> [Problem description]
Repeat the listing in full, preserving every character.

> [Data shown]
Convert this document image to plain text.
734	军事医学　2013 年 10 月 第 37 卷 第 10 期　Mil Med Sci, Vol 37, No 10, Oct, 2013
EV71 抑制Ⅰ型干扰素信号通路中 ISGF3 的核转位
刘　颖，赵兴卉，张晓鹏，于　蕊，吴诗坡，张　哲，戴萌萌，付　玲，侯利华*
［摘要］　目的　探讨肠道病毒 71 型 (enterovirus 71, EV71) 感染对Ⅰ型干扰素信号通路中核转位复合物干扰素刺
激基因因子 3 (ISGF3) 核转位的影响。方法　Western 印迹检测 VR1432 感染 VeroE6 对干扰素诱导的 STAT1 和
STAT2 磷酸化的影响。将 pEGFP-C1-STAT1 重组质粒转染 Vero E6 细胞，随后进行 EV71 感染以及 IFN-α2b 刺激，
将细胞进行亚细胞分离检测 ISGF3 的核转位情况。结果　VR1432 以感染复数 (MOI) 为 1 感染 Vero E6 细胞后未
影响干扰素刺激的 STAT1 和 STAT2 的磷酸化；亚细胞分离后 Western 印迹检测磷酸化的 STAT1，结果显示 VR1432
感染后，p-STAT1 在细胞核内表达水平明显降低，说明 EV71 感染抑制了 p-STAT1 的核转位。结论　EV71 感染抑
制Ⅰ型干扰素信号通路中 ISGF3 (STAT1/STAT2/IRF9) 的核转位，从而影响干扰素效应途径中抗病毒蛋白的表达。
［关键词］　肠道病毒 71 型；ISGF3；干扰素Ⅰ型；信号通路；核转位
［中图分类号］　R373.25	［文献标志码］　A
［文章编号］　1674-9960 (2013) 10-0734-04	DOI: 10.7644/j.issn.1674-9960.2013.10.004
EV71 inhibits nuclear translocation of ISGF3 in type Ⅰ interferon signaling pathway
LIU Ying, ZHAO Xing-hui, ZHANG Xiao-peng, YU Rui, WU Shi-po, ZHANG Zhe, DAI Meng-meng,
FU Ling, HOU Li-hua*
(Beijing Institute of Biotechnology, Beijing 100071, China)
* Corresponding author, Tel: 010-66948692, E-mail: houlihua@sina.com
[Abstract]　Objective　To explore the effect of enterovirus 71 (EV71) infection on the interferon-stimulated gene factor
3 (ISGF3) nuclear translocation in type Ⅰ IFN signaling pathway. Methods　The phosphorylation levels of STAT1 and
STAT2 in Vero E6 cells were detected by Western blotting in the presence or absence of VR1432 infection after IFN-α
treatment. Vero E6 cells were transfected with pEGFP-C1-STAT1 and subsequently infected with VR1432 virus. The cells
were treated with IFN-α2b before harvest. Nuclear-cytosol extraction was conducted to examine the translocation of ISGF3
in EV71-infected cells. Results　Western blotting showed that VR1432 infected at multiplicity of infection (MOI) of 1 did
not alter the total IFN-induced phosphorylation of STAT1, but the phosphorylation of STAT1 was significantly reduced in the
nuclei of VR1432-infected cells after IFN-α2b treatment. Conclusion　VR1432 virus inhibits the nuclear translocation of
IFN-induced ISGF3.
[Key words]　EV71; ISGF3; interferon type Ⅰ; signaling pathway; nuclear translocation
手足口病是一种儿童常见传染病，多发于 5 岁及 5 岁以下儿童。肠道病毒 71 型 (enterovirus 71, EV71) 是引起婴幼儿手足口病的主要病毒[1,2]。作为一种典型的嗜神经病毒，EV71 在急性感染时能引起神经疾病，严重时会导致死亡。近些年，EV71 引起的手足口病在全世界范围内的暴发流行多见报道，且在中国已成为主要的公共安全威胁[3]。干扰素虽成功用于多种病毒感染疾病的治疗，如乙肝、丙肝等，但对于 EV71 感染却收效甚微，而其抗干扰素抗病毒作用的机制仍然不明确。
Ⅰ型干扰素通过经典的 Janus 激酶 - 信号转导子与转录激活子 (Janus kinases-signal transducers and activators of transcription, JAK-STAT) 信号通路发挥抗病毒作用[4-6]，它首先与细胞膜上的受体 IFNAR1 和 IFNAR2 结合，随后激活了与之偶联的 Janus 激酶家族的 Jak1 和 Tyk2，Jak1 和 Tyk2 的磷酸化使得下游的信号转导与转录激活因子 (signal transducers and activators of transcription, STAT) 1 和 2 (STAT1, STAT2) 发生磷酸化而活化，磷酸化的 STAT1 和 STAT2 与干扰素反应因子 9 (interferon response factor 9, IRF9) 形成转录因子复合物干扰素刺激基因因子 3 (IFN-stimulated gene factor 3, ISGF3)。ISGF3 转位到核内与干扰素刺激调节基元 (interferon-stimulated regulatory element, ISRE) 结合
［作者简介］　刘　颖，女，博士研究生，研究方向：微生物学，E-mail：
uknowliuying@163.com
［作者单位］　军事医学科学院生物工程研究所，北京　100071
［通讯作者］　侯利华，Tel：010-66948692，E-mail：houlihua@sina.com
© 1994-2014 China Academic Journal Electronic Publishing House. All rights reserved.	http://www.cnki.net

> [Problem solution]
Convert this document image to plain text.
734	军事医学　2013 年 10 月 第 37 卷 第 10 期　Mil Med Sci, Vol 37, No 10, Oct, 2013
EV71 抑制Ⅰ型干扰素信号通路中 ISGF3 的核转位
刘　颖，赵兴卉，张晓鹏，于　蕊，吴诗坡，张　哲，戴萌萌，付　玲，侯利华*
［摘要］　目的　探讨肠道病毒 71 型 (enterovirus 71, EV71) 感染对Ⅰ型干扰素信号通路中核转位复合物干扰素刺
激基因因子 3 (ISGF3) 核转位的影响。方法　Western 印迹检测 VR1432 感染 VeroE6 对干扰素诱导的 STAT1 和
STAT2 磷酸化的影响。将 pEGFP-C1-STAT1 重组质粒转染 Vero E6 细胞，随后进行 EV71 感染以及 IFN-α2b 刺激，
将细胞进行亚细胞分离检测 ISGF3 的核转位情况。结果　VR1432 以感染复数 (MOI) 为 1 感染 Vero E6 细胞后未
影响干扰素刺激的 STAT1 和 STAT2 的磷酸化；亚细胞分离后 Western 印迹检测磷酸化的 STAT1，结果显示 VR1432
感染后，p-STAT1 在细胞核内表达水平明显降低，说明 EV71 感染抑制了 p-STAT1 的核转位。结论　EV71 感染抑
制Ⅰ型干扰素信号通路中 ISGF3 (STAT1/STAT2/IRF9) 的核转位，从而影响干扰素效应途径中抗病毒蛋白的表达。
［关键词］　肠道病毒 71 型；ISGF3；干扰素Ⅰ型；信号通路；核转位
［中图分类号］　R373.25	［文献标志码］　A
［文章编号］　1674-9960 (2013) 10-0734-04	DOI: 10.7644/j.issn.1674-9960.2013.10.004
EV71 inhibits nuclear translocation of ISGF3 in type Ⅰ interferon signaling pathway
LIU Ying, ZHAO Xing-hui, ZHANG Xiao-peng, YU Rui, WU Shi-po, ZHANG Zhe, DAI Meng-meng,
FU Ling, HOU Li-hua*
(Beijing Institute of Biotechnology, Beijing 100071, China)
* Corresponding author, Tel: 010-66948692, E-mail: houlihua@sina.com
[Abstract]　Objective　To explore the effect of enterovirus 71 (EV71) infection on the interferon-stimulated gene factor
3 (ISGF3) nuclear translocation in type Ⅰ IFN signaling pathway. Methods　The phosphorylation levels of STAT1 and
STAT2 in Vero E6 cells were detected by Western blotting in the presence or absence of VR1432 infection after IFN-α
treatment. Vero E6 cells were transfected with pEGFP-C1-STAT1 and subsequently infected with VR1432 virus. The cells
were treated with IFN-α2b before harvest. Nuclear-cytosol extraction was conducted to examine the translocation of ISGF3
in EV71-infected cells. Results　Western blotting showed that VR1432 infected at multiplicity of infection (MOI) of 1 did
not alter the total IFN-induced phosphorylation of STAT1, but the phosphorylation of STAT1 was significantly reduced in the
nuclei of VR1432-infected cells after IFN-α2b treatment. Conclusion　VR1432 virus inhibits the nuclear translocation of
IFN-induced ISGF3.
[Key words]　EV71; ISGF3; interferon type Ⅰ; signaling pathway; nuclear translocation
手足口病是一种儿童常见传染病，多发于 5 岁及 5 岁以下儿童。肠道病毒 71 型 (enterovirus 71, EV71) 是引起婴幼儿手足口病的主要病毒[1,2]。作为一种典型的嗜神经病毒，EV71 在急性感染时能引起神经疾病，严重时会导致死亡。近些年，EV71 引起的手足口病在全世界范围内的暴发流行多见报道，且在中国已成为主要的公共安全威胁[3]。干扰素虽成功用于多种病毒感染疾病的治疗，如乙肝、丙肝等，但对于 EV71 感染却收效甚微，而其抗干扰素抗病毒作用的机制仍然不明确。
Ⅰ型干扰素通过经典的 Janus 激酶 - 信号转导子与转录激活子 (Janus kinases-signal transducers and activators of transcription, JAK-STAT) 信号通路发挥抗病毒作用[4-6]，它首先与细胞膜上的受体 IFNAR1 和 IFNAR2 结合，随后激活了与之偶联的 Janus 激酶家族的 Jak1 和 Tyk2，Jak1 和 Tyk2 的磷酸化使得下游的信号转导与转录激活因子 (signal transducers and activators of transcription, STAT) 1 和 2 (STAT1, STAT2) 发生磷酸化而活化，磷酸化的 STAT1 和 STAT2 与干扰素反应因子 9 (interferon response factor 9, IRF9) 形成转录因子复合物干扰素刺激基因因子 3 (IFN-stimulated gene factor 3, ISGF3)。ISGF3 转位到核内与干扰素刺激调节基元 (interferon-stimulated regulatory element, ISRE) 结合
［作者简介］　刘　颖，女，博士研究生，研究方向：微生物学，E-mail：
uknowliuying@163.com
［作者单位］　军事医学科学院生物工程研究所，北京　100071
［通讯作者］　侯利华，Tel：010-66948692，E-mail：houlihua@sina.com
© 1994-2014 China Academic Journal Electronic Publishing House. All rights reserved.	http://www.cnki.net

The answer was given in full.